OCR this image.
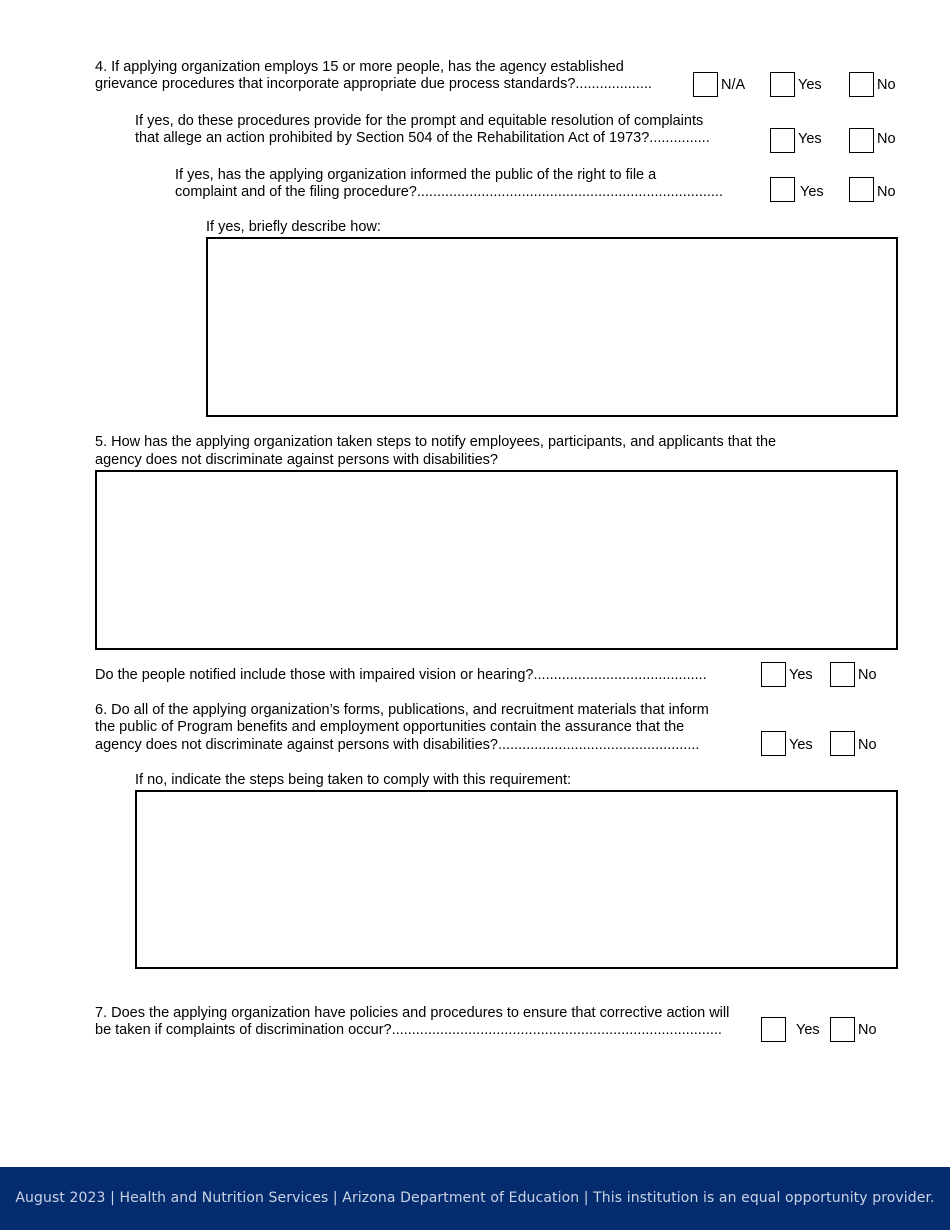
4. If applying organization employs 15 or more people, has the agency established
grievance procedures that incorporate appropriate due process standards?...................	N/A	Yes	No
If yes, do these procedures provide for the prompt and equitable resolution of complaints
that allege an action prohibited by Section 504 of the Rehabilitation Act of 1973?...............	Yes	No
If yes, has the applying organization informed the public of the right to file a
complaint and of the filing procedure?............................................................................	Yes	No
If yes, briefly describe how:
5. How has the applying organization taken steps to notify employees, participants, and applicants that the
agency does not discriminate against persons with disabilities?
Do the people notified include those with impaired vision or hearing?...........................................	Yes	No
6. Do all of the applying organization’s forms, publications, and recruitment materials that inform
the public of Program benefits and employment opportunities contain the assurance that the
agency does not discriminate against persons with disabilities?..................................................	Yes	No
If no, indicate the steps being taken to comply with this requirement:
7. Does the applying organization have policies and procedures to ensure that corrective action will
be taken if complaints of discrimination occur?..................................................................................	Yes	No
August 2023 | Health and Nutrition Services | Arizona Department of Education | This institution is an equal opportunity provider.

BRIEF: Every record above must be given again exactly; drop the pictures.

REPLY:
OCR this image.
4. If applying organization employs 15 or more people, has the agency established
grievance procedures that incorporate appropriate due process standards?...................	N/A	Yes	No
If yes, do these procedures provide for the prompt and equitable resolution of complaints
that allege an action prohibited by Section 504 of the Rehabilitation Act of 1973?...............	Yes	No
If yes, has the applying organization informed the public of the right to file a
complaint and of the filing procedure?............................................................................	Yes	No
If yes, briefly describe how:
5. How has the applying organization taken steps to notify employees, participants, and applicants that the
agency does not discriminate against persons with disabilities?
Do the people notified include those with impaired vision or hearing?...........................................	Yes	No
6. Do all of the applying organization’s forms, publications, and recruitment materials that inform
the public of Program benefits and employment opportunities contain the assurance that the
agency does not discriminate against persons with disabilities?..................................................	Yes	No
If no, indicate the steps being taken to comply with this requirement:
7. Does the applying organization have policies and procedures to ensure that corrective action will
be taken if complaints of discrimination occur?..................................................................................	Yes	No
August 2023 | Health and Nutrition Services | Arizona Department of Education | This institution is an equal opportunity provider.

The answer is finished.